From the entries below, work out the number of lines that hold the word "grid", and give that number alone.

--- Records shown ---

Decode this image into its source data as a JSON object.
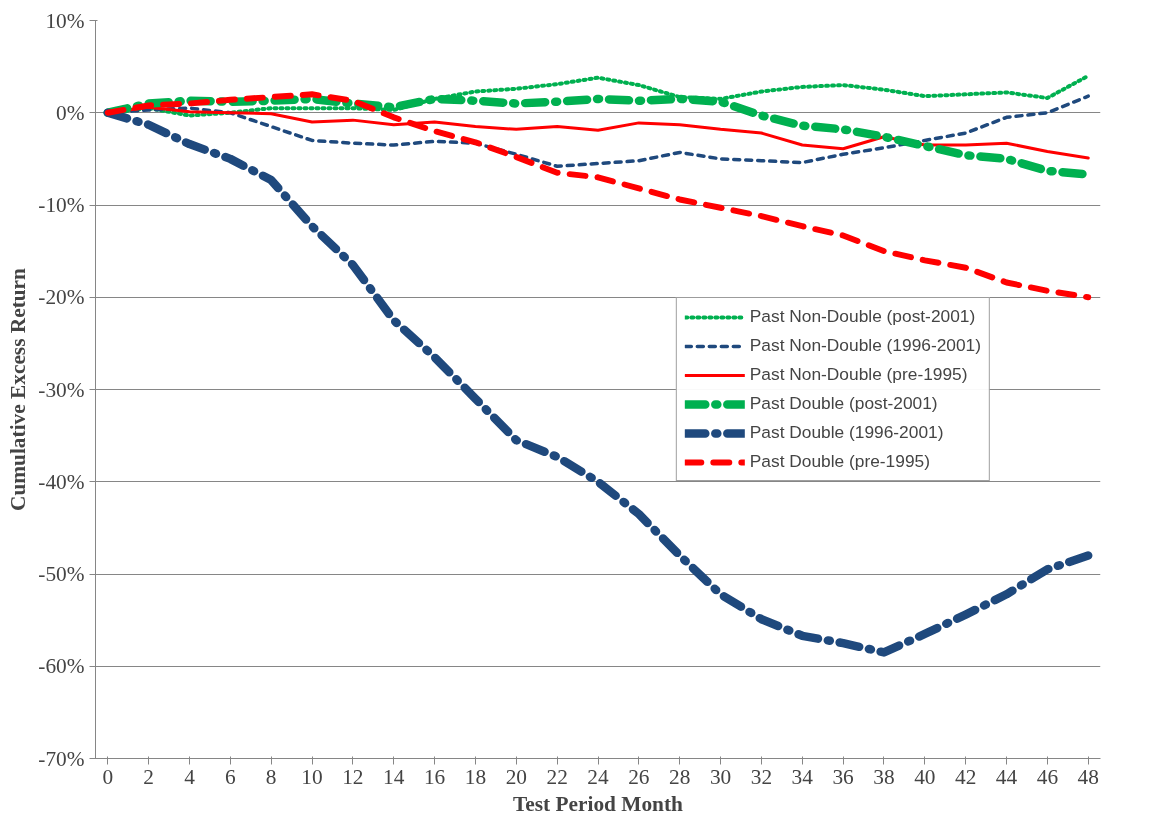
{
  "chart_data": {
    "type": "line",
    "xlabel": "Test Period Month",
    "ylabel": "Cumulative Excess Return",
    "x": [
      0,
      2,
      4,
      6,
      8,
      10,
      12,
      14,
      16,
      18,
      20,
      22,
      24,
      26,
      28,
      30,
      32,
      34,
      36,
      38,
      40,
      42,
      44,
      46,
      48
    ],
    "series": [
      {
        "name": "Past Non-Double (post-2001)",
        "color": "#00b050",
        "line_style": "dotted",
        "values": [
          0,
          0.5,
          -0.3,
          0,
          0.5,
          0.5,
          0.5,
          0.3,
          1.5,
          2.3,
          2.6,
          3.1,
          3.8,
          3.0,
          1.7,
          1.5,
          2.3,
          2.8,
          3.0,
          2.5,
          1.8,
          2.0,
          2.2,
          1.6,
          4.0
        ]
      },
      {
        "name": "Past Non-Double (1996-2001)",
        "color": "#1f497d",
        "line_style": "dashed",
        "values": [
          0,
          0.3,
          0.5,
          0,
          -1.5,
          -3.0,
          -3.3,
          -3.5,
          -3.1,
          -3.3,
          -4.5,
          -5.8,
          -5.5,
          -5.2,
          -4.3,
          -5.0,
          -5.2,
          -5.4,
          -4.5,
          -3.8,
          -3.0,
          -2.2,
          -0.5,
          0,
          1.8
        ]
      },
      {
        "name": "Past Non-Double (pre-1995)",
        "color": "#ff0000",
        "line_style": "solid",
        "values": [
          0,
          0.6,
          0.1,
          0,
          -0.1,
          -1.0,
          -0.8,
          -1.3,
          -1.0,
          -1.5,
          -1.8,
          -1.5,
          -1.9,
          -1.1,
          -1.3,
          -1.8,
          -2.2,
          -3.5,
          -3.9,
          -2.6,
          -3.5,
          -3.5,
          -3.3,
          -4.2,
          -4.9
        ]
      },
      {
        "name": "Past Double (post-2001)",
        "color": "#00b050",
        "line_style": "dashdot",
        "values": [
          0,
          1.0,
          1.3,
          1.2,
          1.3,
          1.5,
          1.0,
          0.6,
          1.5,
          1.3,
          1.0,
          1.2,
          1.5,
          1.3,
          1.5,
          1.2,
          -0.3,
          -1.4,
          -1.8,
          -2.6,
          -3.6,
          -4.6,
          -5.0,
          -6.3,
          -6.7
        ]
      },
      {
        "name": "Past Double (1996-2001)",
        "color": "#1f497d",
        "line_style": "dashdot",
        "values": [
          0,
          -1.3,
          -3.4,
          -5.0,
          -7.3,
          -12.3,
          -16.5,
          -22.5,
          -26.5,
          -31.0,
          -35.5,
          -37.3,
          -40.0,
          -43.5,
          -48.0,
          -52.2,
          -54.9,
          -56.7,
          -57.5,
          -58.5,
          -56.5,
          -54.4,
          -52.2,
          -49.5,
          -48.0
        ]
      },
      {
        "name": "Past Double (pre-1995)",
        "color": "#ff0000",
        "line_style": "dashed",
        "values": [
          0,
          0.8,
          1.0,
          1.4,
          1.7,
          2.0,
          1.3,
          -0.5,
          -2.0,
          -3.2,
          -4.8,
          -6.5,
          -7.0,
          -8.2,
          -9.4,
          -10.3,
          -11.2,
          -12.3,
          -13.3,
          -15.0,
          -16.0,
          -16.8,
          -18.4,
          -19.3,
          -20.0
        ]
      }
    ],
    "xlim": [
      -0.6,
      48.6
    ],
    "xticks": [
      0,
      2,
      4,
      6,
      8,
      10,
      12,
      14,
      16,
      18,
      20,
      22,
      24,
      26,
      28,
      30,
      32,
      34,
      36,
      38,
      40,
      42,
      44,
      46,
      48
    ],
    "ylim": [
      -70,
      10
    ],
    "yticks": [
      {
        "value": 10,
        "label": "10%"
      },
      {
        "value": 0,
        "label": "0%"
      },
      {
        "value": -10,
        "label": "-10%"
      },
      {
        "value": -20,
        "label": "-20%"
      },
      {
        "value": -30,
        "label": "-30%"
      },
      {
        "value": -40,
        "label": "-40%"
      },
      {
        "value": -50,
        "label": "-50%"
      },
      {
        "value": -60,
        "label": "-60%"
      },
      {
        "value": -70,
        "label": "-70%"
      }
    ],
    "grid": "y",
    "legend": "right"
  }
}
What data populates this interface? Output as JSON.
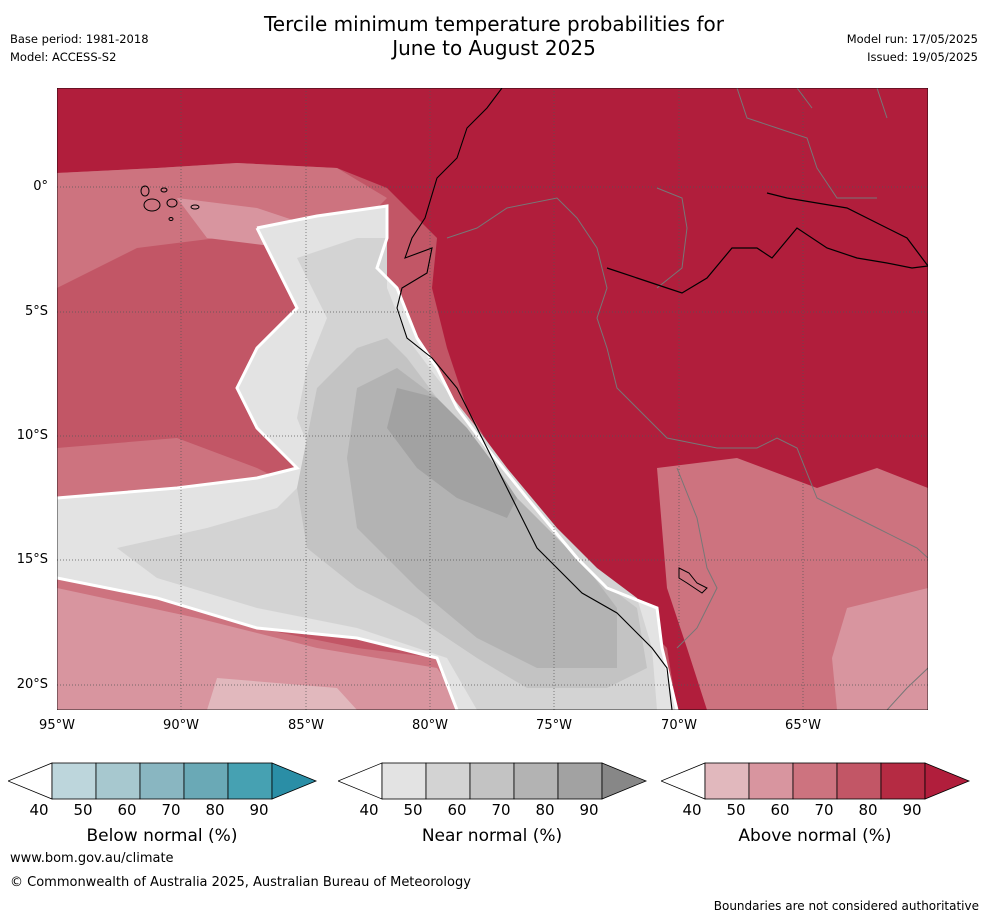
{
  "header": {
    "title_line1": "Tercile minimum temperature probabilities for",
    "title_line2": "June to August 2025",
    "base_period": "Base period: 1981-2018",
    "model": "Model: ACCESS-S2",
    "model_run": "Model run: 17/05/2025",
    "issued": "Issued: 19/05/2025"
  },
  "map": {
    "lat_labels": [
      "0°",
      "5°S",
      "10°S",
      "15°S",
      "20°S"
    ],
    "lon_labels": [
      "95°W",
      "90°W",
      "85°W",
      "80°W",
      "75°W",
      "70°W",
      "65°W"
    ]
  },
  "colorbars": [
    {
      "label": "Below normal (%)",
      "ticks": [
        "40",
        "50",
        "60",
        "70",
        "80",
        "90"
      ],
      "colors": [
        "#ffffff",
        "#bdd6dc",
        "#a7c8cf",
        "#89b6c1",
        "#6aa9b6",
        "#46a1b2",
        "#2a8ea6"
      ]
    },
    {
      "label": "Near normal (%)",
      "ticks": [
        "40",
        "50",
        "60",
        "70",
        "80",
        "90"
      ],
      "colors": [
        "#ffffff",
        "#e3e3e3",
        "#d3d3d3",
        "#c3c3c3",
        "#b3b3b3",
        "#a2a2a2",
        "#878787"
      ]
    },
    {
      "label": "Above normal (%)",
      "ticks": [
        "40",
        "50",
        "60",
        "70",
        "80",
        "90"
      ],
      "colors": [
        "#ffffff",
        "#e1b8bd",
        "#d8959f",
        "#cd737f",
        "#c25666",
        "#b52b43",
        "#b11e3c"
      ]
    }
  ],
  "footer": {
    "website": "www.bom.gov.au/climate",
    "copyright": "© Commonwealth of Australia 2025, Australian Bureau of Meteorology",
    "disclaimer": "Boundaries are not considered authoritative"
  }
}
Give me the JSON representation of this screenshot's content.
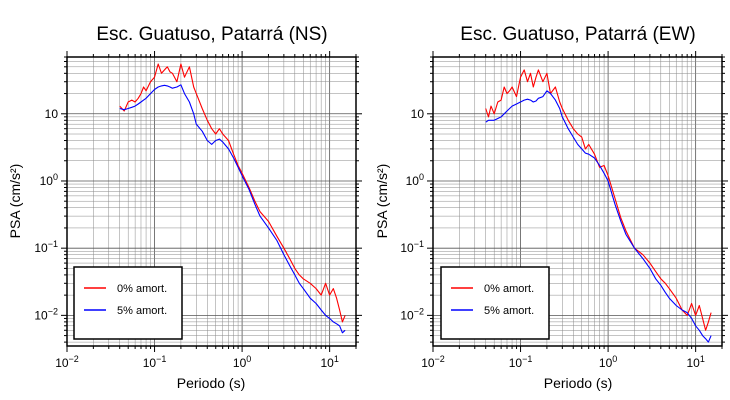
{
  "chart_data": [
    {
      "type": "line",
      "title": "Esc. Guatuso, Patarrá (NS)",
      "xlabel": "Periodo (s)",
      "ylabel": "PSA (cm/s²)",
      "xscale": "log",
      "yscale": "log",
      "xlim": [
        0.01,
        20
      ],
      "ylim": [
        0.0035,
        70
      ],
      "grid": true,
      "legend_position": "bottom-left",
      "x_tick_labels": [
        {
          "value": 0.01,
          "base": "10",
          "exp": "−2"
        },
        {
          "value": 0.1,
          "base": "10",
          "exp": "−1"
        },
        {
          "value": 1,
          "base": "10",
          "exp": "0"
        },
        {
          "value": 10,
          "base": "10",
          "exp": "1"
        }
      ],
      "y_tick_labels": [
        {
          "value": 0.01,
          "base": "10",
          "exp": "−2"
        },
        {
          "value": 0.1,
          "base": "10",
          "exp": "−1"
        },
        {
          "value": 1,
          "base": "10",
          "exp": "0"
        },
        {
          "value": 10,
          "base": "10",
          "exp": ""
        }
      ],
      "series": [
        {
          "name": "0% amort.",
          "color": "#ff0000",
          "x": [
            0.04,
            0.045,
            0.05,
            0.055,
            0.06,
            0.065,
            0.07,
            0.075,
            0.08,
            0.09,
            0.1,
            0.11,
            0.12,
            0.13,
            0.14,
            0.15,
            0.16,
            0.18,
            0.2,
            0.22,
            0.25,
            0.28,
            0.3,
            0.35,
            0.4,
            0.45,
            0.5,
            0.55,
            0.6,
            0.7,
            0.8,
            0.9,
            1.0,
            1.2,
            1.4,
            1.6,
            2.0,
            2.5,
            3.0,
            3.5,
            4.0,
            4.5,
            5.0,
            6.0,
            7.0,
            8.0,
            9.0,
            10,
            11,
            12,
            13,
            14,
            15
          ],
          "y": [
            13,
            11,
            15,
            16,
            15,
            17,
            20,
            25,
            22,
            30,
            35,
            55,
            40,
            45,
            50,
            42,
            40,
            30,
            55,
            35,
            50,
            25,
            20,
            12,
            8,
            6,
            5,
            6,
            5,
            4,
            2.5,
            1.7,
            1.3,
            0.8,
            0.5,
            0.35,
            0.25,
            0.15,
            0.1,
            0.07,
            0.05,
            0.04,
            0.035,
            0.03,
            0.025,
            0.02,
            0.03,
            0.02,
            0.025,
            0.018,
            0.012,
            0.008,
            0.01
          ]
        },
        {
          "name": "5% amort.",
          "color": "#0000ff",
          "x": [
            0.04,
            0.045,
            0.05,
            0.055,
            0.06,
            0.065,
            0.07,
            0.075,
            0.08,
            0.09,
            0.1,
            0.11,
            0.12,
            0.13,
            0.14,
            0.15,
            0.16,
            0.18,
            0.2,
            0.22,
            0.25,
            0.28,
            0.3,
            0.35,
            0.4,
            0.45,
            0.5,
            0.55,
            0.6,
            0.7,
            0.8,
            0.9,
            1.0,
            1.2,
            1.4,
            1.6,
            2.0,
            2.5,
            3.0,
            3.5,
            4.0,
            4.5,
            5.0,
            6.0,
            7.0,
            8.0,
            9.0,
            10,
            11,
            12,
            13,
            14,
            15
          ],
          "y": [
            12,
            11.5,
            12,
            12.5,
            13,
            14,
            15,
            16,
            17,
            20,
            23,
            25,
            26,
            26.5,
            26,
            25,
            24,
            25,
            27,
            20,
            15,
            10,
            7,
            5.5,
            4,
            3.5,
            4,
            4.2,
            3.8,
            3,
            2.2,
            1.6,
            1.2,
            0.75,
            0.45,
            0.3,
            0.2,
            0.13,
            0.08,
            0.055,
            0.04,
            0.03,
            0.025,
            0.018,
            0.015,
            0.012,
            0.01,
            0.009,
            0.008,
            0.0075,
            0.007,
            0.0055,
            0.006
          ]
        }
      ]
    },
    {
      "type": "line",
      "title": "Esc. Guatuso, Patarrá (EW)",
      "xlabel": "Periodo (s)",
      "ylabel": "PSA (cm/s²)",
      "xscale": "log",
      "yscale": "log",
      "xlim": [
        0.01,
        20
      ],
      "ylim": [
        0.0035,
        70
      ],
      "grid": true,
      "legend_position": "bottom-left",
      "x_tick_labels": [
        {
          "value": 0.01,
          "base": "10",
          "exp": "−2"
        },
        {
          "value": 0.1,
          "base": "10",
          "exp": "−1"
        },
        {
          "value": 1,
          "base": "10",
          "exp": "0"
        },
        {
          "value": 10,
          "base": "10",
          "exp": "1"
        }
      ],
      "y_tick_labels": [
        {
          "value": 0.01,
          "base": "10",
          "exp": "−2"
        },
        {
          "value": 0.1,
          "base": "10",
          "exp": "−1"
        },
        {
          "value": 1,
          "base": "10",
          "exp": "0"
        },
        {
          "value": 10,
          "base": "10",
          "exp": ""
        }
      ],
      "series": [
        {
          "name": "0% amort.",
          "color": "#ff0000",
          "x": [
            0.04,
            0.043,
            0.046,
            0.05,
            0.055,
            0.06,
            0.065,
            0.07,
            0.075,
            0.08,
            0.09,
            0.1,
            0.11,
            0.12,
            0.13,
            0.14,
            0.15,
            0.16,
            0.18,
            0.2,
            0.22,
            0.25,
            0.28,
            0.3,
            0.35,
            0.4,
            0.45,
            0.5,
            0.55,
            0.6,
            0.7,
            0.8,
            0.9,
            1.0,
            1.2,
            1.4,
            1.6,
            2.0,
            2.5,
            3.0,
            3.5,
            4.0,
            4.5,
            5.0,
            6.0,
            7.0,
            8.0,
            9.0,
            10,
            11,
            12,
            13,
            14,
            15
          ],
          "y": [
            12,
            9,
            13,
            10,
            15,
            16,
            25,
            20,
            22,
            25,
            18,
            35,
            45,
            30,
            40,
            25,
            35,
            45,
            30,
            40,
            20,
            25,
            15,
            12,
            8,
            6,
            5,
            4.5,
            3,
            3.5,
            2.5,
            1.6,
            1.7,
            1.2,
            0.55,
            0.28,
            0.18,
            0.1,
            0.08,
            0.06,
            0.045,
            0.035,
            0.03,
            0.025,
            0.018,
            0.012,
            0.01,
            0.015,
            0.01,
            0.014,
            0.009,
            0.006,
            0.008,
            0.011
          ]
        },
        {
          "name": "5% amort.",
          "color": "#0000ff",
          "x": [
            0.04,
            0.043,
            0.046,
            0.05,
            0.055,
            0.06,
            0.065,
            0.07,
            0.075,
            0.08,
            0.09,
            0.1,
            0.11,
            0.12,
            0.13,
            0.14,
            0.15,
            0.16,
            0.18,
            0.2,
            0.22,
            0.25,
            0.28,
            0.3,
            0.35,
            0.4,
            0.45,
            0.5,
            0.55,
            0.6,
            0.7,
            0.8,
            0.9,
            1.0,
            1.2,
            1.4,
            1.6,
            2.0,
            2.5,
            3.0,
            3.5,
            4.0,
            4.5,
            5.0,
            6.0,
            7.0,
            8.0,
            9.0,
            10,
            11,
            12,
            13,
            14,
            15
          ],
          "y": [
            7.5,
            8,
            8,
            8,
            8.5,
            9,
            10,
            11,
            12,
            13,
            14,
            15,
            16,
            16.5,
            16,
            15,
            15.5,
            17,
            18,
            22,
            20,
            16,
            12,
            9,
            6,
            4.5,
            3.5,
            3,
            2.6,
            2.5,
            2.2,
            1.7,
            1.3,
            1.0,
            0.45,
            0.25,
            0.16,
            0.1,
            0.07,
            0.05,
            0.035,
            0.028,
            0.022,
            0.018,
            0.014,
            0.012,
            0.011,
            0.009,
            0.007,
            0.006,
            0.005,
            0.0045,
            0.004,
            0.005
          ]
        }
      ]
    }
  ]
}
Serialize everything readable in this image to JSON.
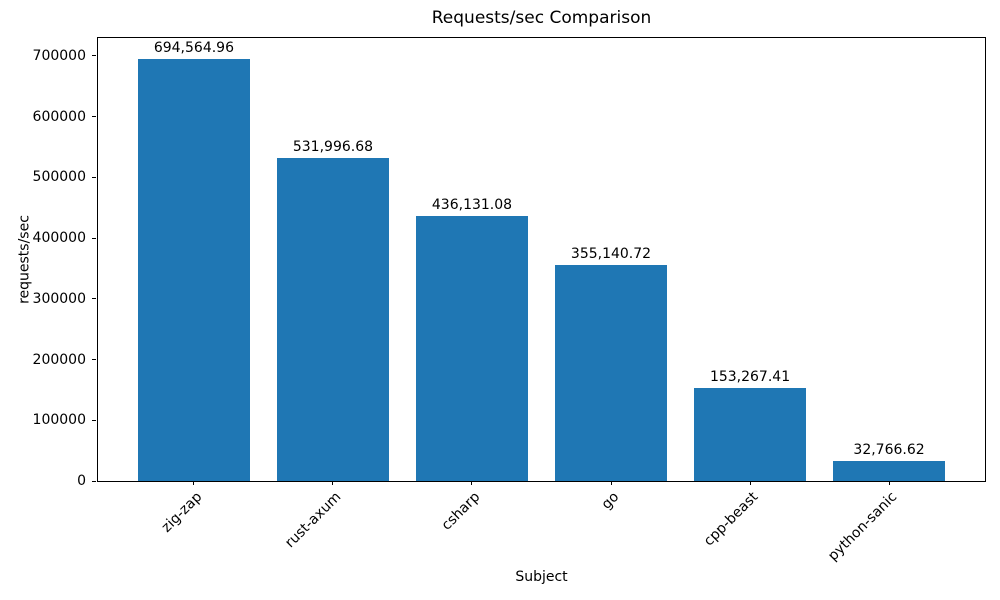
{
  "chart_data": {
    "type": "bar",
    "title": "Requests/sec Comparison",
    "xlabel": "Subject",
    "ylabel": "requests/sec",
    "categories": [
      "zig-zap",
      "rust-axum",
      "csharp",
      "go",
      "cpp-beast",
      "python-sanic"
    ],
    "values": [
      694564.96,
      531996.68,
      436131.08,
      355140.72,
      153267.41,
      32766.62
    ],
    "value_labels": [
      "694,564.96",
      "531,996.68",
      "436,131.08",
      "355,140.72",
      "153,267.41",
      "32,766.62"
    ],
    "yticks": [
      0,
      100000,
      200000,
      300000,
      400000,
      500000,
      600000,
      700000
    ],
    "ytick_labels": [
      "0",
      "100000",
      "200000",
      "300000",
      "400000",
      "500000",
      "600000",
      "700000"
    ],
    "ylim": [
      0,
      729293
    ],
    "xlim": [
      -0.69,
      5.69
    ],
    "bar_width": 0.8,
    "bar_color": "#1f77b4",
    "grid": false,
    "legend": "none",
    "x_tick_rotation": 45
  }
}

---

Solution for this task: 4